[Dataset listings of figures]
____________________
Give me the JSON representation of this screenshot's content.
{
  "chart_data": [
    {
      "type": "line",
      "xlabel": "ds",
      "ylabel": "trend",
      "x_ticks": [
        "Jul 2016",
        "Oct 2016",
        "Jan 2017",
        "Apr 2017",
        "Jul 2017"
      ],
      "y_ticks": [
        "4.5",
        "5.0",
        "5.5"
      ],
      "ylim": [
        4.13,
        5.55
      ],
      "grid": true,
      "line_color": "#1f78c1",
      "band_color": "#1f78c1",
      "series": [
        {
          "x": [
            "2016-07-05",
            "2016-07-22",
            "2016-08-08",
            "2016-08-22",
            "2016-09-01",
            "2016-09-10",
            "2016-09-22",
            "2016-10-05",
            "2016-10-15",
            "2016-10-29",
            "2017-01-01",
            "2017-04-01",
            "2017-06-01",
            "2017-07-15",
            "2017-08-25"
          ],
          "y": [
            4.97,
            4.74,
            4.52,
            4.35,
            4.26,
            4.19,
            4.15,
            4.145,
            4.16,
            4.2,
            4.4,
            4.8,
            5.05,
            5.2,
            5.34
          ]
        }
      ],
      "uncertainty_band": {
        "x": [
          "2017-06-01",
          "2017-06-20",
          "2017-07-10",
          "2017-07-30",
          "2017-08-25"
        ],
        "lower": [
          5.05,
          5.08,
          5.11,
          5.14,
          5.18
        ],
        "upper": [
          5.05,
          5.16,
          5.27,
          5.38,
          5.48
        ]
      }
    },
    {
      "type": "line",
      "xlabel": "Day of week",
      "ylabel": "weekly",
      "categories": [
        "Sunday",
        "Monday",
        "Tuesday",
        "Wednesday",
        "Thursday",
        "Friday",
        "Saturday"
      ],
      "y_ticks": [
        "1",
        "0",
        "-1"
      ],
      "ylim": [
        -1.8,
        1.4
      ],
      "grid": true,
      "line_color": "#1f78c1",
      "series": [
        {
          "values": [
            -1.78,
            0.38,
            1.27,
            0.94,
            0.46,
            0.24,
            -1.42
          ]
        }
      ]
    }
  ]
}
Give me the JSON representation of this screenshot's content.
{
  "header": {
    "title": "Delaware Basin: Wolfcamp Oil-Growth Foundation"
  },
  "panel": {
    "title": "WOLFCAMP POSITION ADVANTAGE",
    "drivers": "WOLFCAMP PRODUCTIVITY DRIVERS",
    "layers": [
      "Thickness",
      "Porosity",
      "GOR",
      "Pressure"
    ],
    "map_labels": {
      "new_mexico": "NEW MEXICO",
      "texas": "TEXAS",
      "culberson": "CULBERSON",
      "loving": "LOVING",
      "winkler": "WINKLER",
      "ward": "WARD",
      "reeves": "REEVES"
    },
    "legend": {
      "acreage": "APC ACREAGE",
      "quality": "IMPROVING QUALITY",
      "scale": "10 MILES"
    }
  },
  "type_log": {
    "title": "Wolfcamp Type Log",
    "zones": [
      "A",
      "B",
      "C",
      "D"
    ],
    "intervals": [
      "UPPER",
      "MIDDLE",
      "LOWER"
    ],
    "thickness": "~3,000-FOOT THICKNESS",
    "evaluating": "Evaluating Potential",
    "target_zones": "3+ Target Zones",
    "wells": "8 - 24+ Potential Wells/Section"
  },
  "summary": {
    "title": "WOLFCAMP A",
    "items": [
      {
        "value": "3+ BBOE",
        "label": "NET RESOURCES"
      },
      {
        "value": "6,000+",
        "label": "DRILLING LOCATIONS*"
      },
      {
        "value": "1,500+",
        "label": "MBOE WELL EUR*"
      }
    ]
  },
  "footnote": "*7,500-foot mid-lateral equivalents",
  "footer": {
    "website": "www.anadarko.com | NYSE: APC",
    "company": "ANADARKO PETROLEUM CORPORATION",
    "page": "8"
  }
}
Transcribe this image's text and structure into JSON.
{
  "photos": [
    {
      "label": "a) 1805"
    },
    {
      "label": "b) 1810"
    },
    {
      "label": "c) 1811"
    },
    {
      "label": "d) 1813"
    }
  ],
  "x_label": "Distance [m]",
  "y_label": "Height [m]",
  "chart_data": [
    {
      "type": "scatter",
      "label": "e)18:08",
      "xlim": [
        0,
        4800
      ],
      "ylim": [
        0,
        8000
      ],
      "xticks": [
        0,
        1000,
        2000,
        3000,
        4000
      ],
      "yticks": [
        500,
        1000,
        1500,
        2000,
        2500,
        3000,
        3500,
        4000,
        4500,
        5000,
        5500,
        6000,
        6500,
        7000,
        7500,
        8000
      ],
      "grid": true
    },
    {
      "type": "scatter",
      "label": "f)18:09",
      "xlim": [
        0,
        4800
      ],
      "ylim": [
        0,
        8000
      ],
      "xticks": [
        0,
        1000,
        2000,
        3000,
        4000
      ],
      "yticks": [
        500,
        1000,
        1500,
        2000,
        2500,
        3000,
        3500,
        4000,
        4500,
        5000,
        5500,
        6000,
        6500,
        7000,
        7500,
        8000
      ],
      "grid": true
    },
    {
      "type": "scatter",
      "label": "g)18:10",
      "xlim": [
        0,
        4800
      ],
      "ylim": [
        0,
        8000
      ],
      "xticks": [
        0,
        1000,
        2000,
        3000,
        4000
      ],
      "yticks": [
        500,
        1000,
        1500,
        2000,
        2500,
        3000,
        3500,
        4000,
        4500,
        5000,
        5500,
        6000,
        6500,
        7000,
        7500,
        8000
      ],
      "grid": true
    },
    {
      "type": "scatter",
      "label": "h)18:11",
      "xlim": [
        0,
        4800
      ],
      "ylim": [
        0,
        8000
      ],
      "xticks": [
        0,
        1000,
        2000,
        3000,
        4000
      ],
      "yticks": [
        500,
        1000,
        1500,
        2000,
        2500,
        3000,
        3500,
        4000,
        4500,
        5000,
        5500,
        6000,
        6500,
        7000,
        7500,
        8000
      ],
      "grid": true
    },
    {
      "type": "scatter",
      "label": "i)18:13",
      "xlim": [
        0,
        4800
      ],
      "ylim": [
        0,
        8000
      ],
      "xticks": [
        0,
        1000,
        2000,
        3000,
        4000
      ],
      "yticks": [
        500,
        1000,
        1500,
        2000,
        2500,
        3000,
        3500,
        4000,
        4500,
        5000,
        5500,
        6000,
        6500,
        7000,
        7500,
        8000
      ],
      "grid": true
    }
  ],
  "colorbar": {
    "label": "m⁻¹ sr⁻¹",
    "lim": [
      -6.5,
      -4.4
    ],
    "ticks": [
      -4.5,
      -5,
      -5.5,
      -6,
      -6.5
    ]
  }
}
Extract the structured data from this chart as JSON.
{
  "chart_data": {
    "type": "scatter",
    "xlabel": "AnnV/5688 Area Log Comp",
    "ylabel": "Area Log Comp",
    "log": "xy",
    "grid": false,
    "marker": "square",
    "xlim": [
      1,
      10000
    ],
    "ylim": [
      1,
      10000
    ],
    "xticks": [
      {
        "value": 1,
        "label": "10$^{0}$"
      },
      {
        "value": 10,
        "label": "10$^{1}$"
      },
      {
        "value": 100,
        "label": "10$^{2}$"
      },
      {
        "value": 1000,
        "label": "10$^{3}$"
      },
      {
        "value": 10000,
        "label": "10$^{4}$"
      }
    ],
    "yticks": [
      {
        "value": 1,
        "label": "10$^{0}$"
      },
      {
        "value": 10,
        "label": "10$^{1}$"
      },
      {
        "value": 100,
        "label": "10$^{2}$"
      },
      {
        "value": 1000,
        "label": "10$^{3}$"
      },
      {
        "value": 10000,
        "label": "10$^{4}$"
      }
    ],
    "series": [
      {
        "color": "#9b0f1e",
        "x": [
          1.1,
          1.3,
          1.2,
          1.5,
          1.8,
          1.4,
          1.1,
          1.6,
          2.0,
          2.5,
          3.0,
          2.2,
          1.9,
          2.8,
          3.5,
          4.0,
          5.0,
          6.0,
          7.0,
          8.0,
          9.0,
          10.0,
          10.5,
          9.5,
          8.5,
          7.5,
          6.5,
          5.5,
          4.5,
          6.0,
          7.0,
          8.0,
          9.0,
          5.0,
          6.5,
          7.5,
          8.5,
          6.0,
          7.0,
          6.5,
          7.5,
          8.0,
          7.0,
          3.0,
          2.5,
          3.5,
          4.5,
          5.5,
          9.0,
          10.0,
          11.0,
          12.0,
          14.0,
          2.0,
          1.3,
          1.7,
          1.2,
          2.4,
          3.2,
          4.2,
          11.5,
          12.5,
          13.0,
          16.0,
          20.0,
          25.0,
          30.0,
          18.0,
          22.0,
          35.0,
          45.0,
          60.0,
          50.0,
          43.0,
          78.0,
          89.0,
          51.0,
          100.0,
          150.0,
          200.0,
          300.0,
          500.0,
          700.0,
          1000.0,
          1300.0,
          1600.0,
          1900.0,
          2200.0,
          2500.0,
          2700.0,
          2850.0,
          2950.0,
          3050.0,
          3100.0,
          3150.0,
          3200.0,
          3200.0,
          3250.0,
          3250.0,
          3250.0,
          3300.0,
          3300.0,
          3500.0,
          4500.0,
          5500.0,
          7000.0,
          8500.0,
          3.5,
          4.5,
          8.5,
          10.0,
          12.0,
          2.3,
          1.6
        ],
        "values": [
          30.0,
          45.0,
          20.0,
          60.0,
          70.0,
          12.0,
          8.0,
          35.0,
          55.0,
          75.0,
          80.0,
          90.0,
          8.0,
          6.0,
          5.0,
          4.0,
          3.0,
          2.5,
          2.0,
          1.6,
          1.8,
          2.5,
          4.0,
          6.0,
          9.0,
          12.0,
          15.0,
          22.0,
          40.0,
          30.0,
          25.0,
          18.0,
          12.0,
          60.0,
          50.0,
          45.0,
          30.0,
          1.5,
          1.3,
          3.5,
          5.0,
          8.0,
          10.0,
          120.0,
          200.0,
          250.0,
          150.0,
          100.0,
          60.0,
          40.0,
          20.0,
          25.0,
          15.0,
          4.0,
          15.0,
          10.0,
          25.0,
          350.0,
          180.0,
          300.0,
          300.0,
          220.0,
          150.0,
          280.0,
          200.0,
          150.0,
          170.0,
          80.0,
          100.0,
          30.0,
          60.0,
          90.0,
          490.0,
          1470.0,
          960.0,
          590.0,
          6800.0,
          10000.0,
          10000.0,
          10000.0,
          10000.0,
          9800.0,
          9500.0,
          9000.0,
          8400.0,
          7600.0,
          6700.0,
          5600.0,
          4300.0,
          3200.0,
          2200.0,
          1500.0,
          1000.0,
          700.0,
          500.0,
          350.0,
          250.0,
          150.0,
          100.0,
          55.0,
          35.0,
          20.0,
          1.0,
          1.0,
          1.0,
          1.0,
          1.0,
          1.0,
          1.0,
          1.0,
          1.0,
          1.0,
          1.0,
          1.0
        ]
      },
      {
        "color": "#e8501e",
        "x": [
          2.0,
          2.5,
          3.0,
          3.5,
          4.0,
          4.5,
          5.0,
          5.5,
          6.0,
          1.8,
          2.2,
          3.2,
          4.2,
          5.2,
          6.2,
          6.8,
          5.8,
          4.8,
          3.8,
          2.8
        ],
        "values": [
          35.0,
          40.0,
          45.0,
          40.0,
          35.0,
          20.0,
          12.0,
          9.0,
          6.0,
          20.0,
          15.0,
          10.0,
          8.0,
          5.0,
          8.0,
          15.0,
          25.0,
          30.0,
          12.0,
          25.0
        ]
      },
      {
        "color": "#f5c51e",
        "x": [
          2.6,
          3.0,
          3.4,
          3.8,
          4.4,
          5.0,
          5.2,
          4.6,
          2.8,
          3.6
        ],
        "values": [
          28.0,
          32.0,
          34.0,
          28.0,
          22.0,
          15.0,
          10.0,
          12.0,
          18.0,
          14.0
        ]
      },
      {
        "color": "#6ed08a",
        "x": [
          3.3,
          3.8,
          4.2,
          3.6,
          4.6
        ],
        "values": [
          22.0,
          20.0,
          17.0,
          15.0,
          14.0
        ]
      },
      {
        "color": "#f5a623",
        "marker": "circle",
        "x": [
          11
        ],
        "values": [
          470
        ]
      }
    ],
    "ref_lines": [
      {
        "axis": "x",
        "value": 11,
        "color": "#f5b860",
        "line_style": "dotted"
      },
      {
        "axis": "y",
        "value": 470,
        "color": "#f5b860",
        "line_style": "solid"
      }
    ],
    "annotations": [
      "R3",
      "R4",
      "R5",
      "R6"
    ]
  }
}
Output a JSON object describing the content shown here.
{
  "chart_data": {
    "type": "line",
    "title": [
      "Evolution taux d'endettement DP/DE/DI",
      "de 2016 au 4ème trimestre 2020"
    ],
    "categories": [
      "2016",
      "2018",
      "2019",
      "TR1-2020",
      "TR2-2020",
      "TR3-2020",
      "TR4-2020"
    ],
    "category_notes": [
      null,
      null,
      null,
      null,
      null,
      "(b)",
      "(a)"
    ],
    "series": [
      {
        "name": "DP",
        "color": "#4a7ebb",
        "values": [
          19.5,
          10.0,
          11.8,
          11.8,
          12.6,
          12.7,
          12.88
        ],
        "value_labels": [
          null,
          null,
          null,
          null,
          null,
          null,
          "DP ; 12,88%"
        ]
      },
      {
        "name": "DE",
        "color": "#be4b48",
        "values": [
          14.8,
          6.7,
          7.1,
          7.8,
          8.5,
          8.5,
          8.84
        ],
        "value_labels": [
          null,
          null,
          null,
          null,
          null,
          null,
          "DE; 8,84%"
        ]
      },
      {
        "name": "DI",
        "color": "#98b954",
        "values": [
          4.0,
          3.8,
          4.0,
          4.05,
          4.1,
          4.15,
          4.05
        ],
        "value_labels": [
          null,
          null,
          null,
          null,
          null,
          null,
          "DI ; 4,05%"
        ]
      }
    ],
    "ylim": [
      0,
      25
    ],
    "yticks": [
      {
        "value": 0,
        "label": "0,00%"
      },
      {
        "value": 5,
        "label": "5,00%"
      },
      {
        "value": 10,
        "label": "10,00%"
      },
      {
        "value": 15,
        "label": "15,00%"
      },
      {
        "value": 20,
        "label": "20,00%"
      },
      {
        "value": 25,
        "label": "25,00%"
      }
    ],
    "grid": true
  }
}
____________________
▶ _What needs to be done_
Tally the lines in the listing that hold "title" and report the number alone.

▶ _Complete answer_
5